-- Goal --
Return all lines from the listing below in which the string "типов" occurs.

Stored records

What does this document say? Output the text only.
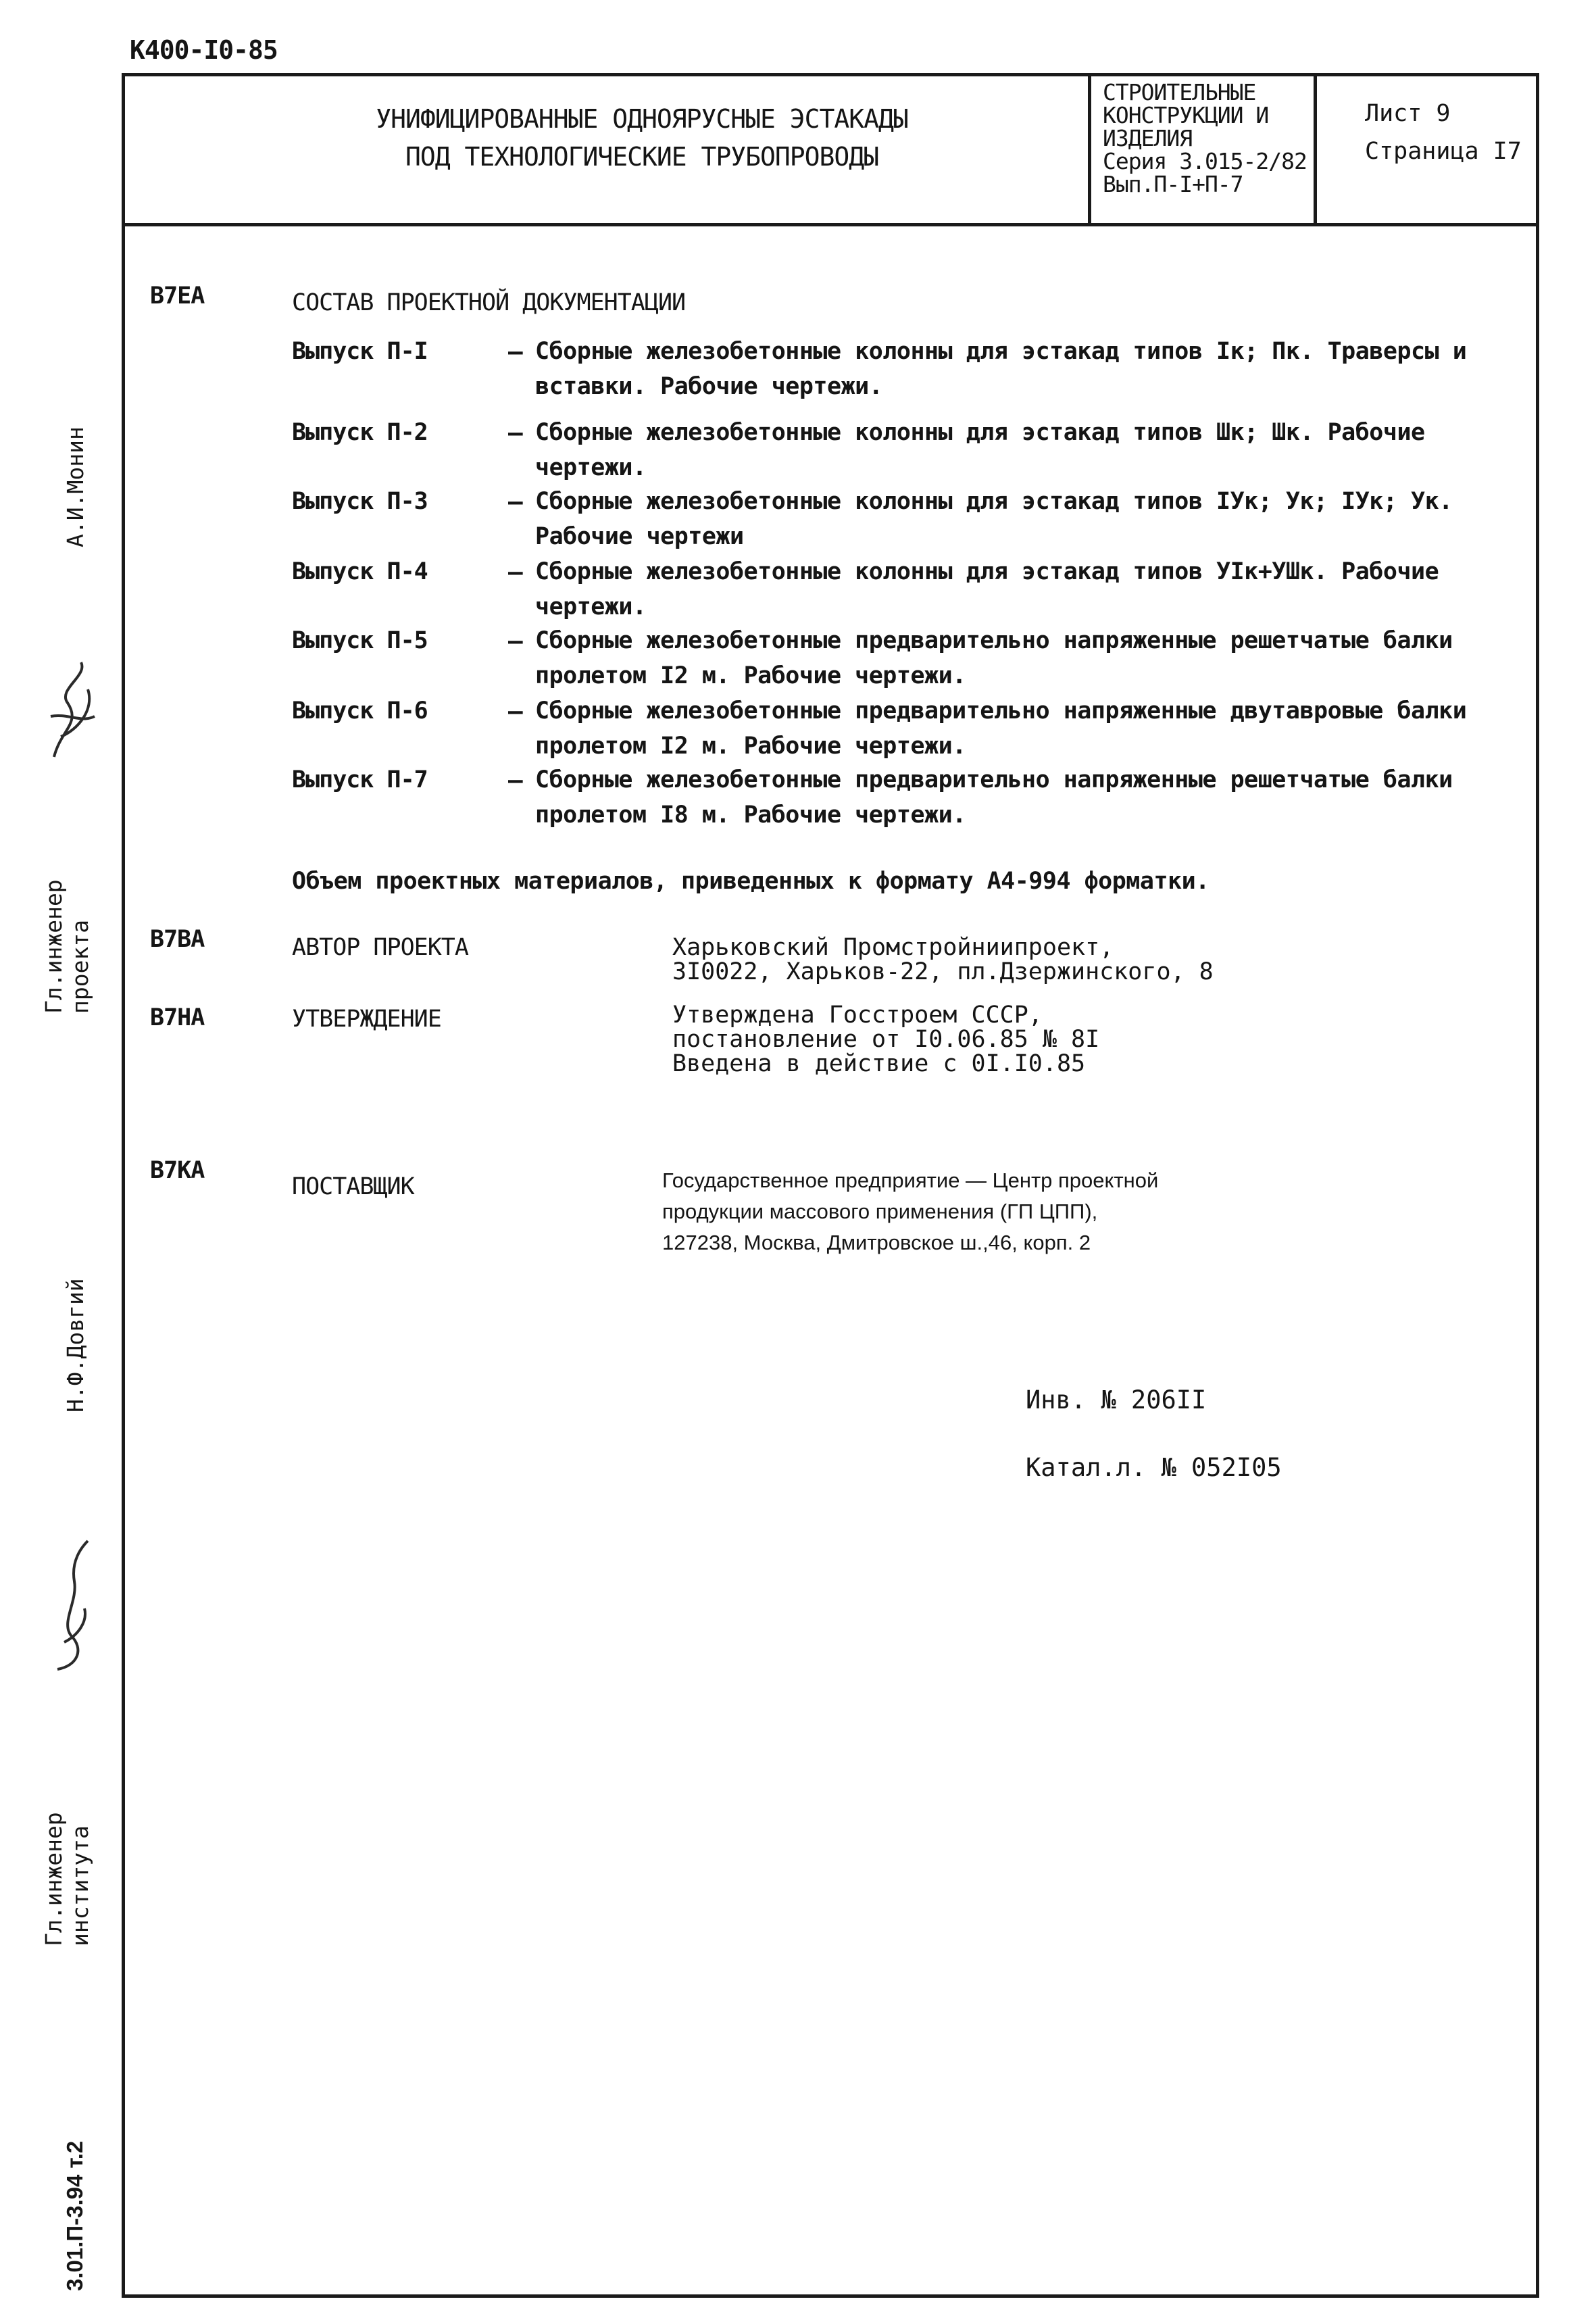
К400-I0-85
УНИФИЦИРОВАННЫЕ ОДНОЯРУСНЫЕ ЭСТАКАДЫ
ПОД ТЕХНОЛОГИЧЕСКИЕ ТРУБОПРОВОДЫ
СТРОИТЕЛЬНЫЕ
КОНСТРУКЦИИ И
ИЗДЕЛИЯ
Серия 3.015-2/82
Вып.П-I+П-7
Лист 9
Страница I7
А.И.Монин
Гл.инженер проекта
Н.Ф.Довгий
Гл.инженер института
3.01.П-3.94 т.2
В7ЕА	СОСТАВ ПРОЕКТНОЙ ДОКУМЕНТАЦИИ
Выпуск П-I	– Сборные железобетонные колонны для эстакад типов Iк; Пк. Траверсы и
вставки. Рабочие чертежи.
Выпуск П-2	– Сборные железобетонные колонны для эстакад типов Шк; Шк. Рабочие
чертежи.
Выпуск П-3	– Сборные железобетонные колонны для эстакад типов IУк; Ук; IУк; Ук.
Рабочие чертежи
Выпуск П-4	– Сборные железобетонные колонны для эстакад типов УIк+УШк. Рабочие
чертежи.
Выпуск П-5	– Сборные железобетонные предварительно напряженные решетчатые балки
пролетом I2 м. Рабочие чертежи.
Выпуск П-6	– Сборные железобетонные предварительно напряженные двутавровые балки
пролетом I2 м. Рабочие чертежи.
Выпуск П-7	– Сборные железобетонные предварительно напряженные решетчатые балки
пролетом I8 м. Рабочие чертежи.
Объем проектных материалов, приведенных к формату А4-994 форматки.
В7ВА	АВТОР ПРОЕКТА	Харьковский Промстройниипроект,
3I0022, Харьков-22, пл.Дзержинского, 8
В7НА	УТВЕРЖДЕНИЕ	Утверждена Госстроем СССР,
постановление от I0.06.85 № 8I
Введена в действие с 0I.I0.85
В7КА
ПОСТАВЩИК	Государственное предприятие — Центр проектной
продукции массового применения (ГП ЦПП),
127238, Москва, Дмитровское ш.,46, корп. 2
Инв. № 206II
Катал.л. № 052I05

-- Exercise solution --
Выпуск П-I	– Сборные железобетонные колонны для эстакад типов Iк; Пк. Траверсы и
Выпуск П-2	– Сборные железобетонные колонны для эстакад типов Шк; Шк. Рабочие
Выпуск П-3	– Сборные железобетонные колонны для эстакад типов IУк; Ук; IУк; Ук.
Выпуск П-4	– Сборные железобетонные колонны для эстакад типов УIк+УШк. Рабочие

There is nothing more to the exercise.